* [KETENTUAN TUGAS A]
Kembalikan semua baris dalam catatan yang memuat kata "oparte".

* [CUPLIKAN HALAMAN]
================================
September 22, 2016

Warkop DKI Reborn: Jangkrik Boss! Part 1 (2016)


Warkop DKI Reborn: Jangkrik Boss! Part 1 (2016)

Berusaha Terlalu Keras Melucu






“Ini bukan taplak meja sembarangan, lho. Pernah dipakai sama Katy Perry. 
Jadi kalau makan di meja ini, serasa makan sama Katy Perry. Gitu!”
- Dono -









Dono (Abimana Aryasatya), Kasino (Vino G. Bastian), dan Indro (Tora Sudiro) adalah anggota dari sebuah lembaga bernama CHIPS (Cara Hebat Ikut Penanggulangan Sosial). Mereka bertiga lebih banyak melakukan kekacauan dan kekonyolan ketimbang hal yang bermanfaat. Oleh karena itu mereka mendapat tugas dari atasan mereka Juned (Ence Bagus) untuk menangkap kawanan begal yang meresahkan masyarakat. Mereka bertiga dibantu oleh anggota baru yang cantik asal Prancis  bernama Sophie (Hannah Al Rashid). Tetapi karena ketidakbecusan dan kekacauan yang kerap mereka lakukan, ketiganya malah harus membayar ganti rugi sebesar 8 miliar dalam tempo yang singkat. Jika mereka gagal, maka mereka harus mendekam dalam penjara selama 10 tahun. Akhirnya ketiganya yang juga dibantu oleh Sophie mencari cara agar bisa mengumpulkan uang 8 miliar tersebut. 

Hype film Warkop DKI Reborn: Jangkrik Boss! Part 1 begitu luar biasa. Sampai digadang-gadang mampu mengalahkan kesuksesan film yang sebelumnya berada di puncak box office tanah air. Hal tersebut tentu saja mengundang reaksi banyak orang untuk menontonnya. Benarkah film ini selucu yang dikatakan orang-orang? Well, lucu, sih iya tapi jika ingin jujur, sih film ini tidaklah selucu itu. Bahkan di awal-awal film, saya sama sekali tidak tertawa walau hampir seisi bioskop ketawa. Padahal opening creditnya dibuat dengan gaya film-film Indonesia era 80-90-an - yang membuat saya bernostalgia dengan film-film warkop -  yang berisi adegan-adegan (yang terlalu dipaksakan untuk) lucu. Rombongan ibu-ibu naik sepeda motor, polisi tidur, tulisan-tulisan di truk sama sekali tidak membuat saya sedikit pun tersenyum atau tertawa. "Garing!", begitu yang keluar dari mulut saya. Menit-menit berikutnya saya cuma bisa mesem-mesem saja. Bahkan saya berkata begini pada teman saya; "Kayaknya aku memang lagi stress, ya sampe nggak bisa ketawa?". Padahal niat awal menonton film ini karena ingin menghilangkan stress tapi, kok malah jadi stress? Saya pun mulai merasakan kebosanan, bahkan hingga hampir di pertengahan film. Hingga akhirnya saya berpikir, sepertinya saya terlalu serius menonton film ini sehingga saya tidak menikmatinya sama sekali. Akhirnya saya pun memaksa diri saya untuk enjoy menontonnya, tanpa perlu berpikir mengapa begini mengapa begitu. Hasilnya? Saya mulai bisa tertawa sedikit. Bahkan di pertengahan hingga hampir menjelang akhir, saya beberapa kali tertawa terbahak-bahak. Entahlah, apakah memang karena ceritanya yang memang mulai lucu atau karena saya menontonnya tanpa berpikir apapun. Tapi sayangnya, lelucon-leluconnya ada beberapa yang terkesan sangat kasar dan sedikit rasis. Di beberapa bagian, slapstick-nya terlihat sangat vulgar. Apakah membuat sajian komedi harus dengan lelucon kasar, rasis dan vulgar seperti itu? Saya menyayangkan hal tersebut, terlebih karena di bioskop ada anak-anak yang menonton film ini. Film ini untuk 13 tahun ke atas, tapi menurut saya, anak umur segitu belum pantas menonton film ini karena ada beberapa adegan yang tidak pantas ditujukan untuk anak seusia segitu. Harusnya film ini untuk 17 tahun ke atas.
================================
* [BARIS MASUKAN]
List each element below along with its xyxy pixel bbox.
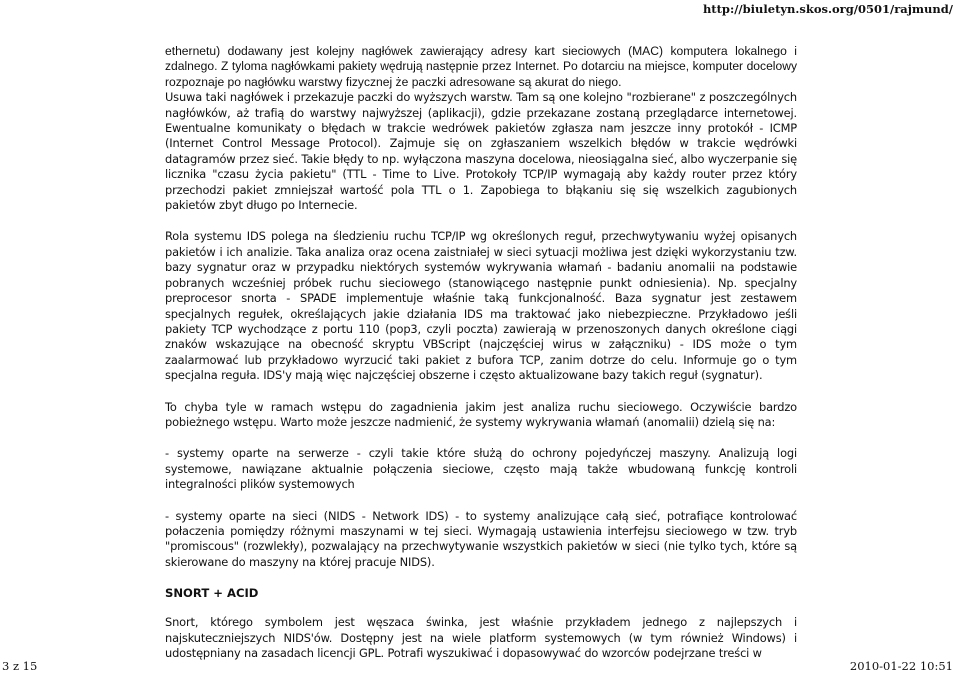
- page-url-header: http://biuletyn.skos.org/0501/rajmund/: [702, 2, 953, 16]
- section-heading: SNORT + ACID: [165, 586, 259, 601]
- paragraph-ethernet-intro: ethernetu) dodawany jest kolejny nagłówek zawierający adresy kart sieciowych (MAC) komputera lokalnego i zdalnego. Z tyloma nagłówkami pakiety wędrują następnie przez Internet. Po dotarciu na miejsce, komputer docelowy rozpoznaje po nagłówku warstwy fizycznej że paczki adresowane są akurat do niego.: [165, 44, 797, 89]
- paragraph-network-based: - systemy oparte na sieci (NIDS - Network IDS) - to systemy analizujące całą sieć, potrafiące kontrolować połaczenia pomiędzy różnymi maszynami w tej sieci. Wymagają ustawienia interfejsu sieciowego w tzw. tryb "promiscous" (rozwlekły), pozwalający na przechwytywanie wszystkich pakietów w sieci (nie tylko tych, które są skierowane do maszyny na której pracuje NIDS).: [165, 508, 797, 569]
- paragraph-host-based: - systemy oparte na serwerze - czyli takie które służą do ochrony pojedyńczej maszyny. Analizują logi systemowe, nawiązane aktualnie połączenia sieciowe, często mają także wbudowaną funkcję kontroli integralności plików systemowych: [165, 446, 797, 492]
- print-datetime: 2010-01-22 10:51: [849, 659, 953, 673]
- page-number: 3 z 15: [2, 659, 38, 673]
- document-body: [165, 44, 797, 661]
- paragraph-ethernet-continued: Usuwa taki nagłówek i przekazuje paczki do wyższych warstw. Tam są one kolejno "rozbierane" z poszczególnych nagłówków, aż trafią do warstwy najwyższej (aplikacji), gdzie przekazane zostaną przeglądarce internetowej. Ewentualne komunikaty o błędach w trakcie wedrówek pakietów zgłasza nam jeszcze inny protokół - ICMP (Internet Control Message Protocol). Zajmuje się on zgłaszaniem wszelkich błędów w trakcie wędrówki datagramów przez sieć. Takie błędy to np. wyłączona maszyna docelowa, nieosiągalna sieć, albo wyczerpanie się licznika "czasu życia pakietu" (TTL - Time to Live. Protokoły TCP/IP wymagają aby każdy router przez który przechodzi pakiet zmniejszał wartość pola TTL o 1. Zapobiega to błąkaniu się się wszelkich zagubionych pakietów zbyt długo po Internecie.: [165, 90, 797, 213]
- paragraph-snort: Snort, którego symbolem jest węszaca świnka, jest właśnie przykładem jednego z najlepszych i najskuteczniejszych NIDS'ów. Dostępny jest na wiele platform systemowych (w tym również Windows) i udostępniany na zasadach licencji GPL. Potrafi wyszukiwać i dopasowywać do wzorców podejrzane treści w: [165, 615, 797, 660]
- paragraph-ids-role: Rola systemu IDS polega na śledzieniu ruchu TCP/IP wg określonych reguł, przechwytywaniu wyżej opisanych pakietów i ich analizie. Taka analiza oraz ocena zaistniałej w sieci sytuacji możliwa jest dzięki wykorzystaniu tzw. bazy sygnatur oraz w przypadku niektórych systemów wykrywania włamań - badaniu anomalii na podstawie pobranych wcześniej próbek ruchu sieciowego (stanowiącego następnie punkt odniesienia). Np. specjalny preprocesor snorta - SPADE implementuje właśnie taką funkcjonalność. Baza sygnatur jest zestawem specjalnych regułek, określających jakie działania IDS ma traktować jako niebezpieczne. Przykładowo jeśli pakiety TCP wychodzące z portu 110 (pop3, czyli poczta) zawierają w przenoszonych danych określone ciągi znaków wskazujące na obecność skryptu VBScript (najczęściej wirus w załączniku) - IDS może o tym zaalarmować lub przykładowo wyrzucić taki pakiet z bufora TCP, zanim dotrze do celu. Informuje go o tym specjalna reguła. IDS'y mają więc najczęściej obszerne i często aktualizowane bazy takich reguł (sygnatur).: [165, 229, 797, 383]
- paragraph-intro-summary: To chyba tyle w ramach wstępu do zagadnienia jakim jest analiza ruchu sieciowego. Oczywiście bardzo pobieżnego wstępu. Warto może jeszcze nadmienić, że systemy wykrywania włamań (anomalii) dzielą się na:: [165, 399, 797, 429]
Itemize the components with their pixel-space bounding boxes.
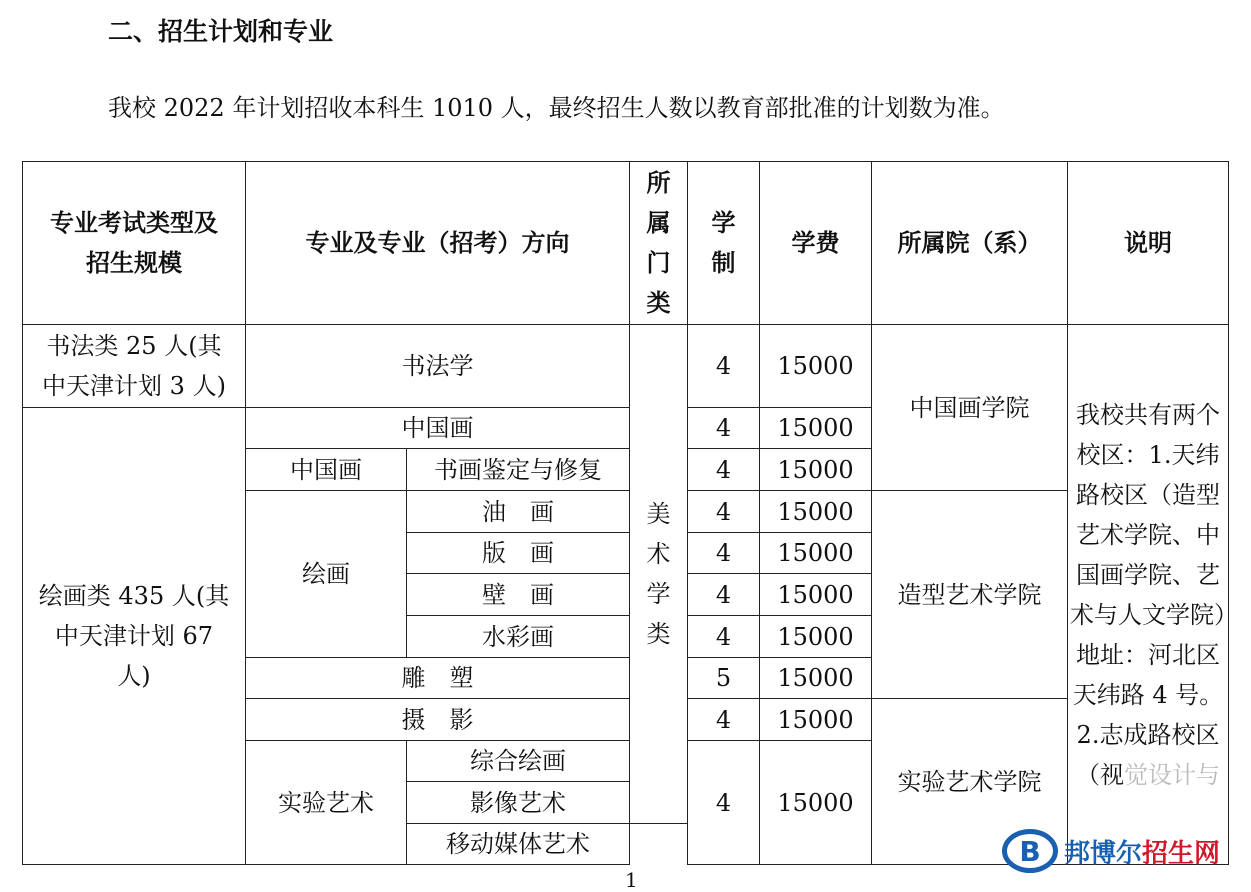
page-number: 1	[625, 868, 638, 892]
major-shuhua: 书画鉴定与修复	[407, 449, 630, 491]
major-sheying: 摄 影	[246, 699, 630, 741]
table-row	[23, 325, 1229, 408]
group-painting-line2: 中天津计划 67	[54, 622, 214, 650]
watermark-text-b: 招生网	[1142, 838, 1221, 869]
years-cell: 4	[688, 325, 760, 408]
major-group-huihua: 绘画	[246, 491, 407, 658]
fee-cell: 15000	[760, 699, 872, 741]
group-painting-line3: 人)	[117, 662, 151, 690]
admission-plan-table	[22, 161, 1229, 865]
years-cell: 4	[688, 408, 760, 449]
header-category	[630, 162, 688, 325]
group-calligraphy	[23, 325, 246, 408]
major-yingxiang: 影像艺术	[407, 782, 630, 824]
watermark-text-a: 邦博尔	[1064, 838, 1143, 869]
header-exam-type	[23, 162, 246, 325]
major-shuicai: 水彩画	[407, 616, 630, 658]
header-exam-type-line1: 专业考试类型及	[50, 209, 218, 237]
section-title: 二、招生计划和专业	[108, 17, 334, 46]
header-fee: 学费	[760, 162, 872, 325]
note-cell	[1068, 325, 1229, 865]
major-shufa: 书法学	[246, 325, 630, 408]
group-calligraphy-line1: 书法类 25 人(其	[46, 332, 222, 360]
header-major: 专业及专业（招考）方向	[246, 162, 630, 325]
fee-cell: 15000	[760, 574, 872, 616]
years-cell: 4	[688, 574, 760, 616]
college-zhongguohua: 中国画学院	[872, 325, 1068, 491]
years-cell: 5	[688, 658, 760, 699]
category-cell	[630, 325, 688, 824]
fee-cell: 15000	[760, 408, 872, 449]
note-text: 我校共有两个校区：1.天纬路校区（造型艺术学院、中国画学院、艺术与人文学院）地址：河北区天纬路 4 号。2.志成路校区（视	[1070, 400, 1226, 789]
group-painting-line1: 绘画类 435 人(其	[38, 582, 230, 610]
fee-cell: 15000	[760, 658, 872, 699]
major-banhua: 版 画	[407, 533, 630, 574]
major-zonghe: 综合绘画	[407, 741, 630, 782]
years-cell: 4	[688, 449, 760, 491]
group-calligraphy-line2: 中天津计划 3 人)	[42, 372, 226, 400]
fee-cell: 15000	[760, 533, 872, 574]
college-shiyan: 实验艺术学院	[872, 699, 1068, 865]
major-group-shiyan: 实验艺术	[246, 741, 407, 865]
fee-cell: 15000	[760, 449, 872, 491]
years-cell: 4	[688, 533, 760, 574]
header-category-text: 所属门类	[646, 169, 671, 317]
years-cell: 4	[688, 699, 760, 741]
years-cell: 4	[688, 491, 760, 533]
fee-cell: 15000	[760, 491, 872, 533]
watermark	[1002, 824, 1247, 878]
years-cell: 4	[688, 741, 760, 865]
note-text-cut: 觉设计与	[1124, 760, 1220, 789]
years-cell: 4	[688, 616, 760, 658]
watermark-logo-icon: B	[1002, 829, 1058, 873]
header-row	[23, 162, 1229, 325]
major-zhongguohua: 中国画	[246, 408, 630, 449]
header-college: 所属院（系）	[872, 162, 1068, 325]
header-years	[688, 162, 760, 325]
major-youhua: 油 画	[407, 491, 630, 533]
fee-cell: 15000	[760, 741, 872, 865]
header-years-text: 学制	[711, 209, 736, 277]
header-note: 说明	[1068, 162, 1229, 325]
category-text: 美术学类	[646, 500, 671, 648]
intro-paragraph: 我校 2022 年计划招收本科生 1010 人，最终招生人数以教育部批准的计划数为准。	[108, 94, 1005, 122]
major-yidong: 移动媒体艺术	[407, 824, 630, 865]
major-bihua: 壁 画	[407, 574, 630, 616]
major-diaosu: 雕 塑	[246, 658, 630, 699]
watermark-text	[1064, 833, 1220, 870]
fee-cell: 15000	[760, 616, 872, 658]
fee-cell: 15000	[760, 325, 872, 408]
college-zaoxing: 造型艺术学院	[872, 491, 1068, 699]
group-painting	[23, 408, 246, 865]
major-group-zhongguohua: 中国画	[246, 449, 407, 491]
header-exam-type-line2: 招生规模	[86, 249, 182, 277]
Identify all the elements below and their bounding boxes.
================================
* [KETENTUAN TUGAS B]
Ulangi tanpa perubahan sepotong ulasan film Warkop DKI Reborn di atas, mulai dari "Dono (Abimana Aryasatya), Kasino (Vino G." dan terus sampai "8 miliar tersebut.".

* [JAWABAN TERTULIS A]
- paragraph-network-based: - systemy oparte na sieci (NIDS - Network IDS) - to systemy analizujące całą sieć, potrafiące kontrolować połaczenia pomiędzy różnymi maszynami w tej sieci. Wymagają ustawienia interfejsu sieciowego w tzw. tryb "promiscous" (rozwlekły), pozwalający na przechwytywanie wszystkich pakietów w sieci (nie tylko tych, które są skierowane do maszyny na której pracuje NIDS).: [165, 508, 797, 569]
- paragraph-host-based: - systemy oparte na serwerze - czyli takie które służą do ochrony pojedyńczej maszyny. Analizują logi systemowe, nawiązane aktualnie połączenia sieciowe, często mają także wbudowaną funkcję kontroli integralności plików systemowych: [165, 446, 797, 492]

* [JAWABAN TERTULIS B]
Dono (Abimana Aryasatya), Kasino (Vino G. Bastian), dan Indro (Tora Sudiro) adalah anggota dari sebuah lembaga bernama CHIPS (Cara Hebat Ikut Penanggulangan Sosial). Mereka bertiga lebih banyak melakukan kekacauan dan kekonyolan ketimbang hal yang bermanfaat. Oleh karena itu mereka mendapat tugas dari atasan mereka Juned (Ence Bagus) untuk menangkap kawanan begal yang meresahkan masyarakat. Mereka bertiga dibantu oleh anggota baru yang cantik asal Prancis  bernama Sophie (Hannah Al Rashid). Tetapi karena ketidakbecusan dan kekacauan yang kerap mereka lakukan, ketiganya malah harus membayar ganti rugi sebesar 8 miliar dalam tempo yang singkat. Jika mereka gagal, maka mereka harus mendekam dalam penjara selama 10 tahun. Akhirnya ketiganya yang juga dibantu oleh Sophie mencari cara agar bisa mengumpulkan uang 8 miliar tersebut.